Task to complete: Write out all the entries word for word and omit any pictures.

━━━━━━━━━━━━━━━━

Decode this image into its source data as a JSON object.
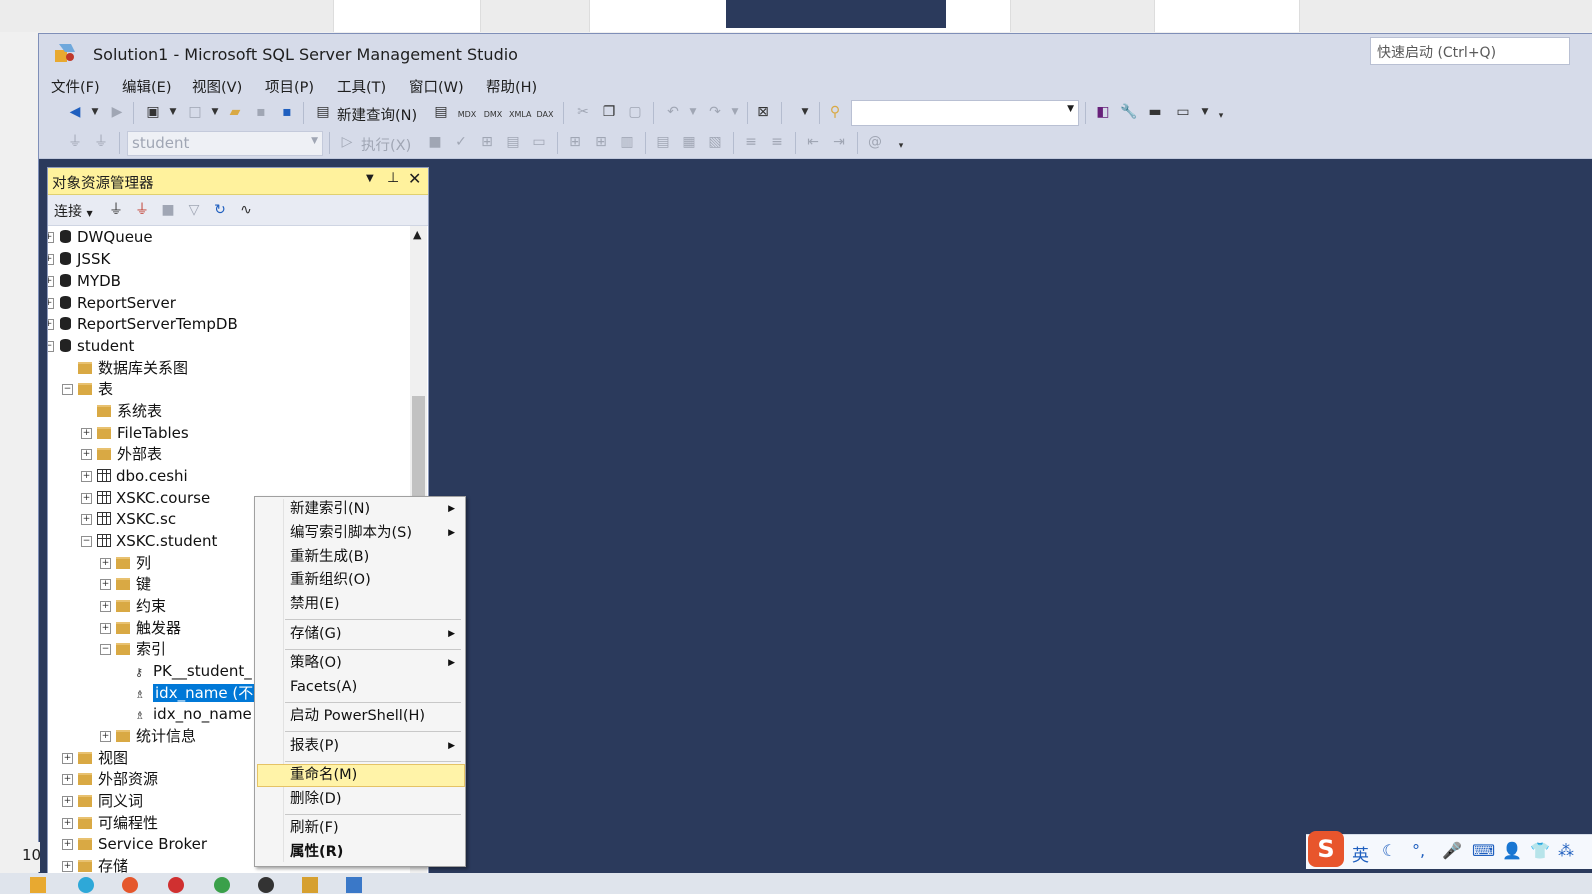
{
  "window": {
    "title": "Solution1 - Microsoft SQL Server Management Studio",
    "quick_launch_placeholder": "快速启动 (Ctrl+Q)"
  },
  "menubar": [
    "文件(F)",
    "编辑(E)",
    "视图(V)",
    "项目(P)",
    "工具(T)",
    "窗口(W)",
    "帮助(H)"
  ],
  "toolbar": {
    "new_query_label": "新建查询(N)",
    "database_selector": "student",
    "execute_label": "执行(X)",
    "icon_labels": [
      "MDX",
      "DMX",
      "XMLA",
      "DAX"
    ]
  },
  "object_explorer": {
    "title": "对象资源管理器",
    "connect_label": "连接",
    "tree": [
      {
        "label": "DWQueue",
        "type": "db"
      },
      {
        "label": "JSSK",
        "type": "db"
      },
      {
        "label": "MYDB",
        "type": "db"
      },
      {
        "label": "ReportServer",
        "type": "db"
      },
      {
        "label": "ReportServerTempDB",
        "type": "db"
      },
      {
        "label": "student",
        "type": "db"
      },
      {
        "label": "数据库关系图",
        "type": "folder"
      },
      {
        "label": "表",
        "type": "folder"
      },
      {
        "label": "系统表",
        "type": "folder"
      },
      {
        "label": "FileTables",
        "type": "folder"
      },
      {
        "label": "外部表",
        "type": "folder"
      },
      {
        "label": "dbo.ceshi",
        "type": "table"
      },
      {
        "label": "XSKC.course",
        "type": "table"
      },
      {
        "label": "XSKC.sc",
        "type": "table"
      },
      {
        "label": "XSKC.student",
        "type": "table"
      },
      {
        "label": "列",
        "type": "folder"
      },
      {
        "label": "键",
        "type": "folder"
      },
      {
        "label": "约束",
        "type": "folder"
      },
      {
        "label": "触发器",
        "type": "folder"
      },
      {
        "label": "索引",
        "type": "folder"
      },
      {
        "label": "PK__student_",
        "type": "key"
      },
      {
        "label": "idx_name (不唯",
        "type": "index"
      },
      {
        "label": "idx_no_name (",
        "type": "index"
      },
      {
        "label": "统计信息",
        "type": "folder"
      },
      {
        "label": "视图",
        "type": "folder"
      },
      {
        "label": "外部资源",
        "type": "folder"
      },
      {
        "label": "同义词",
        "type": "folder"
      },
      {
        "label": "可编程性",
        "type": "folder"
      },
      {
        "label": "Service Broker",
        "type": "folder"
      },
      {
        "label": "存储",
        "type": "folder"
      }
    ]
  },
  "context_menu": {
    "items": [
      {
        "label": "新建索引(N)",
        "submenu": true
      },
      {
        "label": "编写索引脚本为(S)",
        "submenu": true
      },
      {
        "label": "重新生成(B)",
        "submenu": false
      },
      {
        "label": "重新组织(O)",
        "submenu": false
      },
      {
        "label": "禁用(E)",
        "submenu": false
      },
      {
        "label": "存储(G)",
        "submenu": true
      },
      {
        "label": "策略(O)",
        "submenu": true
      },
      {
        "label": "Facets(A)",
        "submenu": false
      },
      {
        "label": "启动 PowerShell(H)",
        "submenu": false
      },
      {
        "label": "报表(P)",
        "submenu": true
      },
      {
        "label": "重命名(M)",
        "submenu": false
      },
      {
        "label": "删除(D)",
        "submenu": false
      },
      {
        "label": "刷新(F)",
        "submenu": false
      },
      {
        "label": "属性(R)",
        "submenu": false
      }
    ],
    "highlighted": "重命名(M)"
  },
  "ime": {
    "mode_label": "英"
  },
  "status_left": "10",
  "colors": {
    "accent": "#0078d7",
    "editor_bg": "#2b3a5c",
    "panel_header": "#fff29d",
    "chrome": "#d6dbe9"
  }
}
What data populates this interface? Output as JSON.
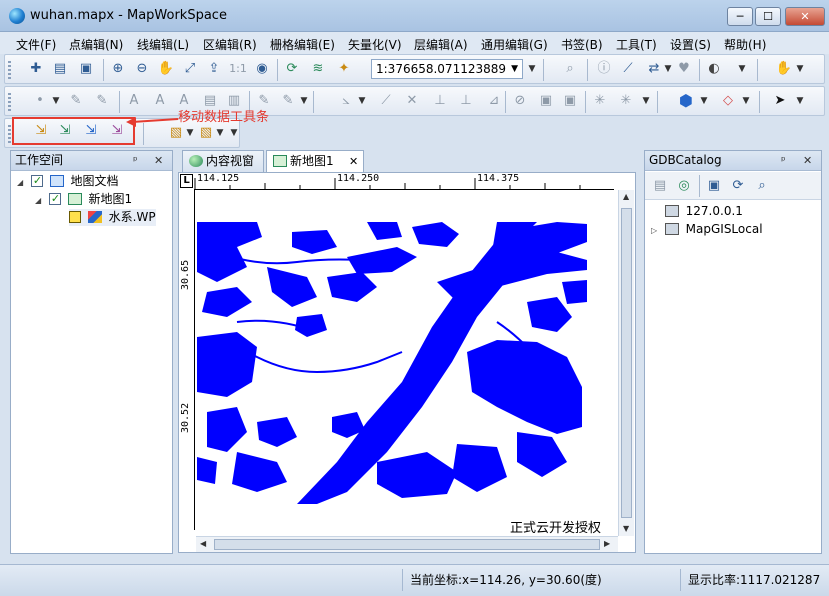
{
  "window": {
    "title": "wuhan.mapx - MapWorkSpace",
    "min_label": "─",
    "max_label": "☐",
    "close_label": "✕"
  },
  "menu": [
    "文件(F)",
    "点编辑(N)",
    "线编辑(L)",
    "区编辑(R)",
    "栅格编辑(E)",
    "矢量化(V)",
    "层编辑(A)",
    "通用编辑(G)",
    "书签(B)",
    "工具(T)",
    "设置(S)",
    "帮助(H)"
  ],
  "toolbar": {
    "scale_value": "1:376658.071123889",
    "one_to_one_label": "1:1"
  },
  "callout": {
    "text": "移动数据工具条",
    "color": "#e53b30"
  },
  "workspace_panel": {
    "title": "工作空间",
    "pin_label": "ᵖ",
    "close_label": "✕",
    "tree": [
      {
        "label": "地图文档",
        "level": 0
      },
      {
        "label": "新地图1",
        "level": 1
      },
      {
        "label": "水系.WP",
        "level": 2
      }
    ]
  },
  "tabs": [
    {
      "label": "内容视窗",
      "active": false
    },
    {
      "label": "新地图1",
      "active": true
    }
  ],
  "tab_close_label": "✕",
  "map": {
    "corner_label": "L",
    "x_ticks": [
      "114.125",
      "114.250",
      "114.375"
    ],
    "y_ticks": [
      "30.65",
      "30.52"
    ],
    "watermark": "正式云开发授权",
    "water_color": "#0000ff"
  },
  "catalog_panel": {
    "title": "GDBCatalog",
    "pin_label": "ᵖ",
    "close_label": "✕",
    "tree": [
      {
        "label": "127.0.0.1"
      },
      {
        "label": "MapGISLocal"
      }
    ]
  },
  "status": {
    "coords": "当前坐标:x=114.26, y=30.60(度)",
    "scale": "显示比率:1117.021287"
  },
  "icons": [
    "new-doc-icon",
    "open-icon",
    "save-icon",
    "zoom-in-icon",
    "zoom-out-icon",
    "pan-icon",
    "full-extent-icon",
    "refresh-icon",
    "eye-icon",
    "layer-icon",
    "magic-wand-icon",
    "info-icon",
    "measure-icon",
    "hand-icon",
    "select-arrow-icon",
    "polygon-icon"
  ]
}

━━━━━━━━━━━━━━━━

The result:
Decode this image into its source data as a JSON object.
{
  "window": {
    "title": "Solution1 - Microsoft SQL Server Management Studio",
    "quick_launch_placeholder": "快速启动 (Ctrl+Q)"
  },
  "menubar": [
    "文件(F)",
    "编辑(E)",
    "视图(V)",
    "项目(P)",
    "工具(T)",
    "窗口(W)",
    "帮助(H)"
  ],
  "toolbar": {
    "new_query_label": "新建查询(N)",
    "database_selector": "student",
    "execute_label": "执行(X)",
    "icon_labels": [
      "MDX",
      "DMX",
      "XMLA",
      "DAX"
    ]
  },
  "object_explorer": {
    "title": "对象资源管理器",
    "connect_label": "连接",
    "tree": [
      {
        "label": "DWQueue",
        "type": "db"
      },
      {
        "label": "JSSK",
        "type": "db"
      },
      {
        "label": "MYDB",
        "type": "db"
      },
      {
        "label": "ReportServer",
        "type": "db"
      },
      {
        "label": "ReportServerTempDB",
        "type": "db"
      },
      {
        "label": "student",
        "type": "db"
      },
      {
        "label": "数据库关系图",
        "type": "folder"
      },
      {
        "label": "表",
        "type": "folder"
      },
      {
        "label": "系统表",
        "type": "folder"
      },
      {
        "label": "FileTables",
        "type": "folder"
      },
      {
        "label": "外部表",
        "type": "folder"
      },
      {
        "label": "dbo.ceshi",
        "type": "table"
      },
      {
        "label": "XSKC.course",
        "type": "table"
      },
      {
        "label": "XSKC.sc",
        "type": "table"
      },
      {
        "label": "XSKC.student",
        "type": "table"
      },
      {
        "label": "列",
        "type": "folder"
      },
      {
        "label": "键",
        "type": "folder"
      },
      {
        "label": "约束",
        "type": "folder"
      },
      {
        "label": "触发器",
        "type": "folder"
      },
      {
        "label": "索引",
        "type": "folder"
      },
      {
        "label": "PK__student_",
        "type": "key"
      },
      {
        "label": "idx_name (不唯",
        "type": "index"
      },
      {
        "label": "idx_no_name (",
        "type": "index"
      },
      {
        "label": "统计信息",
        "type": "folder"
      },
      {
        "label": "视图",
        "type": "folder"
      },
      {
        "label": "外部资源",
        "type": "folder"
      },
      {
        "label": "同义词",
        "type": "folder"
      },
      {
        "label": "可编程性",
        "type": "folder"
      },
      {
        "label": "Service Broker",
        "type": "folder"
      },
      {
        "label": "存储",
        "type": "folder"
      }
    ]
  },
  "context_menu": {
    "items": [
      {
        "label": "新建索引(N)",
        "submenu": true
      },
      {
        "label": "编写索引脚本为(S)",
        "submenu": true
      },
      {
        "label": "重新生成(B)",
        "submenu": false
      },
      {
        "label": "重新组织(O)",
        "submenu": false
      },
      {
        "label": "禁用(E)",
        "submenu": false
      },
      {
        "label": "存储(G)",
        "submenu": true
      },
      {
        "label": "策略(O)",
        "submenu": true
      },
      {
        "label": "Facets(A)",
        "submenu": false
      },
      {
        "label": "启动 PowerShell(H)",
        "submenu": false
      },
      {
        "label": "报表(P)",
        "submenu": true
      },
      {
        "label": "重命名(M)",
        "submenu": false
      },
      {
        "label": "删除(D)",
        "submenu": false
      },
      {
        "label": "刷新(F)",
        "submenu": false
      },
      {
        "label": "属性(R)",
        "submenu": false
      }
    ],
    "highlighted": "重命名(M)"
  },
  "ime": {
    "mode_label": "英"
  },
  "status_left": "10",
  "colors": {
    "accent": "#0078d7",
    "editor_bg": "#2b3a5c",
    "panel_header": "#fff29d",
    "chrome": "#d6dbe9"
  }
}
What data populates this interface? Output as JSON.
{
  "window": {
    "title": "wuhan.mapx - MapWorkSpace",
    "min_label": "─",
    "max_label": "☐",
    "close_label": "✕"
  },
  "menu": [
    "文件(F)",
    "点编辑(N)",
    "线编辑(L)",
    "区编辑(R)",
    "栅格编辑(E)",
    "矢量化(V)",
    "层编辑(A)",
    "通用编辑(G)",
    "书签(B)",
    "工具(T)",
    "设置(S)",
    "帮助(H)"
  ],
  "toolbar": {
    "scale_value": "1:376658.071123889",
    "one_to_one_label": "1:1"
  },
  "callout": {
    "text": "移动数据工具条",
    "color": "#e53b30"
  },
  "workspace_panel": {
    "title": "工作空间",
    "pin_label": "ᵖ",
    "close_label": "✕",
    "tree": [
      {
        "label": "地图文档",
        "level": 0
      },
      {
        "label": "新地图1",
        "level": 1
      },
      {
        "label": "水系.WP",
        "level": 2
      }
    ]
  },
  "tabs": [
    {
      "label": "内容视窗",
      "active": false
    },
    {
      "label": "新地图1",
      "active": true
    }
  ],
  "tab_close_label": "✕",
  "map": {
    "corner_label": "L",
    "x_ticks": [
      "114.125",
      "114.250",
      "114.375"
    ],
    "y_ticks": [
      "30.65",
      "30.52"
    ],
    "watermark": "正式云开发授权",
    "water_color": "#0000ff"
  },
  "catalog_panel": {
    "title": "GDBCatalog",
    "pin_label": "ᵖ",
    "close_label": "✕",
    "tree": [
      {
        "label": "127.0.0.1"
      },
      {
        "label": "MapGISLocal"
      }
    ]
  },
  "status": {
    "coords": "当前坐标:x=114.26, y=30.60(度)",
    "scale": "显示比率:1117.021287"
  },
  "icons": [
    "new-doc-icon",
    "open-icon",
    "save-icon",
    "zoom-in-icon",
    "zoom-out-icon",
    "pan-icon",
    "full-extent-icon",
    "refresh-icon",
    "eye-icon",
    "layer-icon",
    "magic-wand-icon",
    "info-icon",
    "measure-icon",
    "hand-icon",
    "select-arrow-icon",
    "polygon-icon"
  ]
}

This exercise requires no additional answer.